Your goal
Exactly reproduce the lines that follow.

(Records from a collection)
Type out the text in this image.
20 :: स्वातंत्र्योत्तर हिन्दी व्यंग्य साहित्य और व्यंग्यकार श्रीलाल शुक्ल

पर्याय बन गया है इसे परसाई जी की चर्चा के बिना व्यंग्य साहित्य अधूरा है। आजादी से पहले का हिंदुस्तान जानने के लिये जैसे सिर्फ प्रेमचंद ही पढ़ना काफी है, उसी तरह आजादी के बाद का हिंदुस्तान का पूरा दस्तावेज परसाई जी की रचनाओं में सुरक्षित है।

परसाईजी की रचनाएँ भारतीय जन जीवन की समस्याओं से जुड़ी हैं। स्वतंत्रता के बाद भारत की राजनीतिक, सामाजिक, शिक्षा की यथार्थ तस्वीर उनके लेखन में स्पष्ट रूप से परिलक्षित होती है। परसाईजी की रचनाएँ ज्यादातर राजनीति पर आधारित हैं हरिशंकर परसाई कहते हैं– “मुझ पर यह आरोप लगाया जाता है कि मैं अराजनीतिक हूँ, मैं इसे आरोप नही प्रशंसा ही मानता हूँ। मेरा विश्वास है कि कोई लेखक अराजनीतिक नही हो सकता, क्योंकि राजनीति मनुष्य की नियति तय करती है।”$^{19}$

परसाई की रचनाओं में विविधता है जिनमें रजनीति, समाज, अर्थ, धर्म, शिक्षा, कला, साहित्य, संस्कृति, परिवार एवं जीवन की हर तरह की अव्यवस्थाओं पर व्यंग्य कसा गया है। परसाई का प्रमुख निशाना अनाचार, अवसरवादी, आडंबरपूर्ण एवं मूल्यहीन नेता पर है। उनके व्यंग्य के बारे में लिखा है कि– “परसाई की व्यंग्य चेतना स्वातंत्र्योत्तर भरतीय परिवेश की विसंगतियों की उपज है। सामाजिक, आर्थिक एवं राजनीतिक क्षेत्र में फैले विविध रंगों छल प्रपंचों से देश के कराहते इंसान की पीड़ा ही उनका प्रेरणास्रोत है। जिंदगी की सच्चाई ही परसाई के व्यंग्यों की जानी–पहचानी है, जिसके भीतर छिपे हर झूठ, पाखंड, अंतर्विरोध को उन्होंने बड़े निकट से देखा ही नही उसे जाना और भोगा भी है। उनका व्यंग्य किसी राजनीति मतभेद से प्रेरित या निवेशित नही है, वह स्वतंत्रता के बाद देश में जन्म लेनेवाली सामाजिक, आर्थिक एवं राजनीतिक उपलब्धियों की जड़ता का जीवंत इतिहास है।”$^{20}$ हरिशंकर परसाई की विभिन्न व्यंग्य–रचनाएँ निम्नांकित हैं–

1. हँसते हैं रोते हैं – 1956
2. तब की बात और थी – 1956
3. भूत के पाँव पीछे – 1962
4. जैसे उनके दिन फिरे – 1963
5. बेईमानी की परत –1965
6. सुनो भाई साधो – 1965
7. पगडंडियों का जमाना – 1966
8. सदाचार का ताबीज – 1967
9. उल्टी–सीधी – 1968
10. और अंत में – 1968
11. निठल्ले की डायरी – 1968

Complete output
Type out the text in this image.
20 :: स्वातंत्र्योत्तर हिन्दी व्यंग्य साहित्य और व्यंग्यकार श्रीलाल शुक्ल

पर्याय बन गया है इसे परसाई जी की चर्चा के बिना व्यंग्य साहित्य अधूरा है। आजादी से पहले का हिंदुस्तान जानने के लिये जैसे सिर्फ प्रेमचंद ही पढ़ना काफी है, उसी तरह आजादी के बाद का हिंदुस्तान का पूरा दस्तावेज परसाई जी की रचनाओं में सुरक्षित है।

परसाईजी की रचनाएँ भारतीय जन जीवन की समस्याओं से जुड़ी हैं। स्वतंत्रता के बाद भारत की राजनीतिक, सामाजिक, शिक्षा की यथार्थ तस्वीर उनके लेखन में स्पष्ट रूप से परिलक्षित होती है। परसाईजी की रचनाएँ ज्यादातर राजनीति पर आधारित हैं हरिशंकर परसाई कहते हैं– “मुझ पर यह आरोप लगाया जाता है कि मैं अराजनीतिक हूँ, मैं इसे आरोप नही प्रशंसा ही मानता हूँ। मेरा विश्वास है कि कोई लेखक अराजनीतिक नही हो सकता, क्योंकि राजनीति मनुष्य की नियति तय करती है।”$^{19}$

परसाई की रचनाओं में विविधता है जिनमें रजनीति, समाज, अर्थ, धर्म, शिक्षा, कला, साहित्य, संस्कृति, परिवार एवं जीवन की हर तरह की अव्यवस्थाओं पर व्यंग्य कसा गया है। परसाई का प्रमुख निशाना अनाचार, अवसरवादी, आडंबरपूर्ण एवं मूल्यहीन नेता पर है। उनके व्यंग्य के बारे में लिखा है कि– “परसाई की व्यंग्य चेतना स्वातंत्र्योत्तर भरतीय परिवेश की विसंगतियों की उपज है। सामाजिक, आर्थिक एवं राजनीतिक क्षेत्र में फैले विविध रंगों छल प्रपंचों से देश के कराहते इंसान की पीड़ा ही उनका प्रेरणास्रोत है। जिंदगी की सच्चाई ही परसाई के व्यंग्यों की जानी–पहचानी है, जिसके भीतर छिपे हर झूठ, पाखंड, अंतर्विरोध को उन्होंने बड़े निकट से देखा ही नही उसे जाना और भोगा भी है। उनका व्यंग्य किसी राजनीति मतभेद से प्रेरित या निवेशित नही है, वह स्वतंत्रता के बाद देश में जन्म लेनेवाली सामाजिक, आर्थिक एवं राजनीतिक उपलब्धियों की जड़ता का जीवंत इतिहास है।”$^{20}$ हरिशंकर परसाई की विभिन्न व्यंग्य–रचनाएँ निम्नांकित हैं–

1. हँसते हैं रोते हैं – 1956
2. तब की बात और थी – 1956
3. भूत के पाँव पीछे – 1962
4. जैसे उनके दिन फिरे – 1963
5. बेईमानी की परत –1965
6. सुनो भाई साधो – 1965
7. पगडंडियों का जमाना – 1966
8. सदाचार का ताबीज – 1967
9. उल्टी–सीधी – 1968
10. और अंत में – 1968
11. निठल्ले की डायरी – 1968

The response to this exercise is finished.